» EXCERPT:
>>

With an eye toward the fast-growing digital art market, Pace Gallery, which has nine locations on three continents, has made a substantial new hire, appointing Christiana Ine-Kimba Boyle as its first online sales director. Boyle will start at the gallery on May 3 and will be based in New York.
Last year, after the pandemic closed its physical locations throughout the world for several months, Pace mounted close to 30 online exhibitions, which drew in around 5,000 online visitors on the show’s first day, according to data provided by the gallery. “It became clear that we needed a strong creative lead within the team dedicated to developing our online program and working closely with artists on bringing their new projects to fruition,” Amelia Redgrift, Pace’s chief communications and marketing officer, said in an email.
Boyle has been senior director at Canada since November 2019, and recently curated her first exhibition there, “Black Femme: Sovereign of WAP and the Virtual Realm,” which runs through April 10 and includes art by Kenya (Robinson), Qualeasha Wood, and others.
In her newly created position at Pace, Boyle will work with the gallery’s existing sales and marketing teams to expand its digital offerings and reach new audiences, and oversee the gallery’s online sales strategy.
In an email interview, Boyle said she aimed to focus not only on programming held in connection with exhibitions and fair booths, but also on developing live elements as part of the gallery’s online sales. “There’s no denying the ‘in-person’ experience currently supersedes the digital, but there are parts of these technologies that can provide a revitalized perspective [on] how we appreciate and acquire art,” she said.
This furthers work that Boyle did at Canada, where, in the early months of the pandemic, she helped build an online sales platform for Canada—a feat for a gallery of its size. When the gallery launched its first online viewing room, it sold more than half of the work in the exhibition within the first 24 hours.
“With the onset of the pandemic, all eyes shifted to the virtual space, and my interest in the creative elements of online viewing rooms became an obsession,” Boyle said. “I started by taking the developer end into my own hands first, dedicating my evenings to expanding my knowledge of basic coding theory to build a new site from scratch. While many galleries were taking the same approach, I wanted to develop a platform that was native to Canada’s ethos and formulate a digital curatorial archive that could grow and expand with the gallery’s needs.”
Part of Boyle’s job will also be navigating the gallery’s foray into NFTs, which have generated a buying frenzy over the past two months. Pace recently helped support the first NFT made by one of its artists, John Gerrard, whose practice has long incorporated digital technologies.
According to Redgrift, the gallery sees this as another potential area for growth. “The rising popularity of NFTs is introducing another artistic medium into their lexicon, and we have artists keen to explore it with our guidance,” she said.
Boyle said that the gallery is already strategizing how it might continue navigating the NFT terrain. “I understand there has undoubtedly been a large amount of speculation around NFT’s since their inception within the art market, but the positive impact this technology could have on the art world with the support of scholars, curators, and galleries ultimately outweighs the negatives,” Boyle said.
Though part of the ethos of NFTs is to cut out art galleries, who sometimes act as middlemen in sales of artworks, Boyle said that Pace has always taken an “artist-first approach,” adding, “Many artists still understand the need for advocacy and support from their dealers, which extends beyond just sales. For us, our progression into the use of this technology to further expand our artist’s practices and reach is only natural.”

<<

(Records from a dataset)
>>

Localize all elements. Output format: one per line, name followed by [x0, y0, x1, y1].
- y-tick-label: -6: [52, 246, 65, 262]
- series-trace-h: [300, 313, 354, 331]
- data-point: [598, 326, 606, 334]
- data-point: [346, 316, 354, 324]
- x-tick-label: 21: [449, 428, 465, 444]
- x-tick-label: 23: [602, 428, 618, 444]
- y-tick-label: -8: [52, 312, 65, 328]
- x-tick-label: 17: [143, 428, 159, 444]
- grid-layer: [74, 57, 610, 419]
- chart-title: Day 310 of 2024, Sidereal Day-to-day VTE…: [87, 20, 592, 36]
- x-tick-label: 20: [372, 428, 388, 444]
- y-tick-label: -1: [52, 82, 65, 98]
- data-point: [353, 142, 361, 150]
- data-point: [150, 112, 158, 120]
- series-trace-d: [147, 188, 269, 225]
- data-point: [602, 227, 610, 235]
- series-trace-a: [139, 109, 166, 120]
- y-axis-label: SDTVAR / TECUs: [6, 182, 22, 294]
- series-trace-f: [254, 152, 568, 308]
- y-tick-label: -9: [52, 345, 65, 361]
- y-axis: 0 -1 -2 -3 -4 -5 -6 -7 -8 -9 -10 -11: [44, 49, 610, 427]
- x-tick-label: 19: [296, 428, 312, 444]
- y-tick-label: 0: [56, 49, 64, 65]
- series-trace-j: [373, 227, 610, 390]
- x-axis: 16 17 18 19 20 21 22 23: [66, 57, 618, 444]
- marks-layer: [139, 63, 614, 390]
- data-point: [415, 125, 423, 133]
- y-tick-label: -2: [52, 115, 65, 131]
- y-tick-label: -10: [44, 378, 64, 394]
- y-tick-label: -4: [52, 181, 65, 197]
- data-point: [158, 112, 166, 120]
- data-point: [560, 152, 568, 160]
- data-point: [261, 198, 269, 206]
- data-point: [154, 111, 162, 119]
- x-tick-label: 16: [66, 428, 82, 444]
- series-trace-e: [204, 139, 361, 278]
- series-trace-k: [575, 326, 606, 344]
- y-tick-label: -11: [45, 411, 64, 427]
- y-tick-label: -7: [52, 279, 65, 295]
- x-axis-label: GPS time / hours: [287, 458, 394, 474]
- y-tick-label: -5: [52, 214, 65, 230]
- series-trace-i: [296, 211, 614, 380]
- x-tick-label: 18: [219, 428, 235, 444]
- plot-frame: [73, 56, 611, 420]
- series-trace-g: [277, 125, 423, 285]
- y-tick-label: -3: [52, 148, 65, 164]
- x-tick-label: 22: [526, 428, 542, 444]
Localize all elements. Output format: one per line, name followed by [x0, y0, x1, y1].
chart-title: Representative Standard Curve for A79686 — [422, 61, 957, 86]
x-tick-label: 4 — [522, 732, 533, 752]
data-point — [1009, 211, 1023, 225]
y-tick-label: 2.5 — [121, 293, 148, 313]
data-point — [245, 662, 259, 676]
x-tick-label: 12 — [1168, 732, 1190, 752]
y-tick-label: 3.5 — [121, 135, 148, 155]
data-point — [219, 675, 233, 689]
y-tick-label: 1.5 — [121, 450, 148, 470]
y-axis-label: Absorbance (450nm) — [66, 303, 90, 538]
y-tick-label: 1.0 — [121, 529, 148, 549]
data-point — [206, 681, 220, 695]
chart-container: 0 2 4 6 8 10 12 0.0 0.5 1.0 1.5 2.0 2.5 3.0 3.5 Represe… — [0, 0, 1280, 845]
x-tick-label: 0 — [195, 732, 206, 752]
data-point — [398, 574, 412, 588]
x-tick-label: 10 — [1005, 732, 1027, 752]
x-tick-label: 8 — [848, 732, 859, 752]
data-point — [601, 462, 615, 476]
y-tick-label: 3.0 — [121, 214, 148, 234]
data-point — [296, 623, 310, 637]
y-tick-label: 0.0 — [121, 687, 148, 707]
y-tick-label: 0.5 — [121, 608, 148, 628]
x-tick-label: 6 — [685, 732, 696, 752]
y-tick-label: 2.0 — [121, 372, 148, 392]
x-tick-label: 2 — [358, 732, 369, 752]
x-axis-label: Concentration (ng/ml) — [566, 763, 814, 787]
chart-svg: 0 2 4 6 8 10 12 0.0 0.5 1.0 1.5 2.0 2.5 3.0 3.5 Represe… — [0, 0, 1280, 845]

<<

» TASK BRIEF: Copy out the passage of the article on Pace Gallery's new online sales director from "Boyle has been" to "Wood, and others.", word for word.

» TASK ANSWER:
Boyle has been senior director at Canada since November 2019, and recently curated her first exhibition there, “Black Femme: Sovereign of WAP and the Virtual Realm,” which runs through April 10 and includes art by Kenya (Robinson), Qualeasha Wood, and others.